(Layout element annotations)
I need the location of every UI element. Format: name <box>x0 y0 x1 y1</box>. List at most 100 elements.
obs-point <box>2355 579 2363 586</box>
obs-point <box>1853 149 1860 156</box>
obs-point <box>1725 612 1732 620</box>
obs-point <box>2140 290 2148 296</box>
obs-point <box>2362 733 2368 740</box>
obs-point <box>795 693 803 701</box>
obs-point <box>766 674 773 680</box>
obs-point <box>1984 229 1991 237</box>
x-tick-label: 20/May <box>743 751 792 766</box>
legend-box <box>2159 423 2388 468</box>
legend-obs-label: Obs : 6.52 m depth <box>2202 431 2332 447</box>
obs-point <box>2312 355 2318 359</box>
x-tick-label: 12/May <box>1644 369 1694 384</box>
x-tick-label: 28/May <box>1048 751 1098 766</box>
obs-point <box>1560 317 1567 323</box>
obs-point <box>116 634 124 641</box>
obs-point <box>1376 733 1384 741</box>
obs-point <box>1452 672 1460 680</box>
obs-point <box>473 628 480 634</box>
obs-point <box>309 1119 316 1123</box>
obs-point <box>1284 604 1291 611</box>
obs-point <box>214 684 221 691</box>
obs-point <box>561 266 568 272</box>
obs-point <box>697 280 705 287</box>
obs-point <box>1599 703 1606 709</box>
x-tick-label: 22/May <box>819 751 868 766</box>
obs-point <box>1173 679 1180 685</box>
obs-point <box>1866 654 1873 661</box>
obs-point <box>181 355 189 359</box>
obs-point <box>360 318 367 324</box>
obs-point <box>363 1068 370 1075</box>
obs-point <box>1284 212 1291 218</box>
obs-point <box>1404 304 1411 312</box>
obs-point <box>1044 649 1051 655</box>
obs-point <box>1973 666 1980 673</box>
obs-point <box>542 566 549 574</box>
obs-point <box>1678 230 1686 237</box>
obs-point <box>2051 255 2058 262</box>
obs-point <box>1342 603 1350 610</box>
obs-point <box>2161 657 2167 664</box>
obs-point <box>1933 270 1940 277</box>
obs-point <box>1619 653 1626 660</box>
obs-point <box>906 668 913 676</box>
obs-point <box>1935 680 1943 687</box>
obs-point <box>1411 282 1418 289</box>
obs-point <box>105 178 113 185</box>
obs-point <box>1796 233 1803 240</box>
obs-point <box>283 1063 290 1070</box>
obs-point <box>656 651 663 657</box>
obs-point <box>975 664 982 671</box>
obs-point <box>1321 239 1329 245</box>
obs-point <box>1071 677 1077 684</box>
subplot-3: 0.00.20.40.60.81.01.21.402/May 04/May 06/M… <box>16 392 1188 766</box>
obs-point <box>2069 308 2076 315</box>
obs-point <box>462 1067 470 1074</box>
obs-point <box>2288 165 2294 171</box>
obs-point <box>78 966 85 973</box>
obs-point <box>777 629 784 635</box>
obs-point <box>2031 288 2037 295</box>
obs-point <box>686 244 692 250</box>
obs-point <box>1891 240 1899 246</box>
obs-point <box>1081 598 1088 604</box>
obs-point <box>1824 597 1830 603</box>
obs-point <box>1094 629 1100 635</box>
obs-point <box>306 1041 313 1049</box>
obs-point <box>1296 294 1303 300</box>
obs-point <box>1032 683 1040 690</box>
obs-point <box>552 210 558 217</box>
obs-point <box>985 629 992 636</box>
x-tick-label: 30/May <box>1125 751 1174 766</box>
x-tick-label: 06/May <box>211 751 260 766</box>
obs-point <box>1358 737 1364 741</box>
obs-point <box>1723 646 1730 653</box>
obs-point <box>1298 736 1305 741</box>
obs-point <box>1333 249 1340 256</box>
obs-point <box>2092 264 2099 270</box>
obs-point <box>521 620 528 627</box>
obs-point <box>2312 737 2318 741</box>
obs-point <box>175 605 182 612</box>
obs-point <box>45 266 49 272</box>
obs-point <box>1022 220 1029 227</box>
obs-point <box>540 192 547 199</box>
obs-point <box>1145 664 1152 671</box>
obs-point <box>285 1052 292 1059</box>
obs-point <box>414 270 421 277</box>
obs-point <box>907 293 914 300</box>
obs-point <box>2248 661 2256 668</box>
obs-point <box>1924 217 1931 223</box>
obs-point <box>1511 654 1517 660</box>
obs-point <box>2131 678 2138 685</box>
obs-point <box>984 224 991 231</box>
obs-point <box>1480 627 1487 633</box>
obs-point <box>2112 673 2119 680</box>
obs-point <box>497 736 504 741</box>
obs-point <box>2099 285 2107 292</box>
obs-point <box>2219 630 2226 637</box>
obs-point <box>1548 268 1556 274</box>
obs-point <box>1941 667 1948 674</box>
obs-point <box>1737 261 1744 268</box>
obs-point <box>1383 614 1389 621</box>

> What is required: Copy every line of the entries above without changing anything.

> Solution to the exercise:
I need the location of every UI element. Format: name <box>x0 y0 x1 y1</box>. List at most 100 elements.
obs-point <box>2355 579 2363 586</box>
obs-point <box>1853 149 1860 156</box>
obs-point <box>1725 612 1732 620</box>
obs-point <box>2140 290 2148 296</box>
obs-point <box>2362 733 2368 740</box>
obs-point <box>795 693 803 701</box>
obs-point <box>766 674 773 680</box>
obs-point <box>1984 229 1991 237</box>
x-tick-label: 20/May <box>743 751 792 766</box>
legend-box <box>2159 423 2388 468</box>
legend-obs-label: Obs : 6.52 m depth <box>2202 431 2332 447</box>
obs-point <box>2312 355 2318 359</box>
x-tick-label: 12/May <box>1644 369 1694 384</box>
x-tick-label: 28/May <box>1048 751 1098 766</box>
obs-point <box>1560 317 1567 323</box>
obs-point <box>116 634 124 641</box>
obs-point <box>1376 733 1384 741</box>
obs-point <box>1452 672 1460 680</box>
obs-point <box>473 628 480 634</box>
obs-point <box>309 1119 316 1123</box>
obs-point <box>1284 604 1291 611</box>
obs-point <box>214 684 221 691</box>
obs-point <box>561 266 568 272</box>
obs-point <box>697 280 705 287</box>
obs-point <box>1599 703 1606 709</box>
x-tick-label: 22/May <box>819 751 868 766</box>
obs-point <box>1173 679 1180 685</box>
obs-point <box>1866 654 1873 661</box>
obs-point <box>181 355 189 359</box>
obs-point <box>360 318 367 324</box>
obs-point <box>363 1068 370 1075</box>
obs-point <box>1284 212 1291 218</box>
obs-point <box>1404 304 1411 312</box>
obs-point <box>1044 649 1051 655</box>
obs-point <box>1973 666 1980 673</box>
obs-point <box>542 566 549 574</box>
obs-point <box>1678 230 1686 237</box>
obs-point <box>2051 255 2058 262</box>
obs-point <box>1342 603 1350 610</box>
obs-point <box>2161 657 2167 664</box>
obs-point <box>1933 270 1940 277</box>
obs-point <box>1619 653 1626 660</box>
obs-point <box>906 668 913 676</box>
obs-point <box>1935 680 1943 687</box>
obs-point <box>1411 282 1418 289</box>
obs-point <box>105 178 113 185</box>
obs-point <box>1796 233 1803 240</box>
obs-point <box>283 1063 290 1070</box>
obs-point <box>656 651 663 657</box>
obs-point <box>975 664 982 671</box>
obs-point <box>1321 239 1329 245</box>
obs-point <box>1071 677 1077 684</box>
subplot-3: 0.00.20.40.60.81.01.21.402/May 04/May 06/M… <box>16 392 1188 766</box>
obs-point <box>2069 308 2076 315</box>
obs-point <box>462 1067 470 1074</box>
obs-point <box>2288 165 2294 171</box>
obs-point <box>78 966 85 973</box>
obs-point <box>777 629 784 635</box>
obs-point <box>2031 288 2037 295</box>
obs-point <box>686 244 692 250</box>
obs-point <box>1891 240 1899 246</box>
obs-point <box>1081 598 1088 604</box>
obs-point <box>1824 597 1830 603</box>
obs-point <box>1094 629 1100 635</box>
obs-point <box>306 1041 313 1049</box>
obs-point <box>1296 294 1303 300</box>
obs-point <box>1032 683 1040 690</box>
obs-point <box>552 210 558 217</box>
obs-point <box>985 629 992 636</box>
x-tick-label: 30/May <box>1125 751 1174 766</box>
x-tick-label: 06/May <box>211 751 260 766</box>
obs-point <box>1358 737 1364 741</box>
obs-point <box>1723 646 1730 653</box>
obs-point <box>1298 736 1305 741</box>
obs-point <box>1333 249 1340 256</box>
obs-point <box>2092 264 2099 270</box>
obs-point <box>521 620 528 627</box>
obs-point <box>2312 737 2318 741</box>
obs-point <box>175 605 182 612</box>
obs-point <box>45 266 49 272</box>
obs-point <box>1022 220 1029 227</box>
obs-point <box>540 192 547 199</box>
obs-point <box>1145 664 1152 671</box>
obs-point <box>285 1052 292 1059</box>
obs-point <box>414 270 421 277</box>
obs-point <box>907 293 914 300</box>
obs-point <box>2248 661 2256 668</box>
obs-point <box>1924 217 1931 223</box>
obs-point <box>1511 654 1517 660</box>
obs-point <box>2131 678 2138 685</box>
obs-point <box>984 224 991 231</box>
obs-point <box>1480 627 1487 633</box>
obs-point <box>2112 673 2119 680</box>
obs-point <box>497 736 504 741</box>
obs-point <box>2099 285 2107 292</box>
obs-point <box>2219 630 2226 637</box>
obs-point <box>1548 268 1556 274</box>
obs-point <box>1941 667 1948 674</box>
obs-point <box>1737 261 1744 268</box>
obs-point <box>1383 614 1389 621</box>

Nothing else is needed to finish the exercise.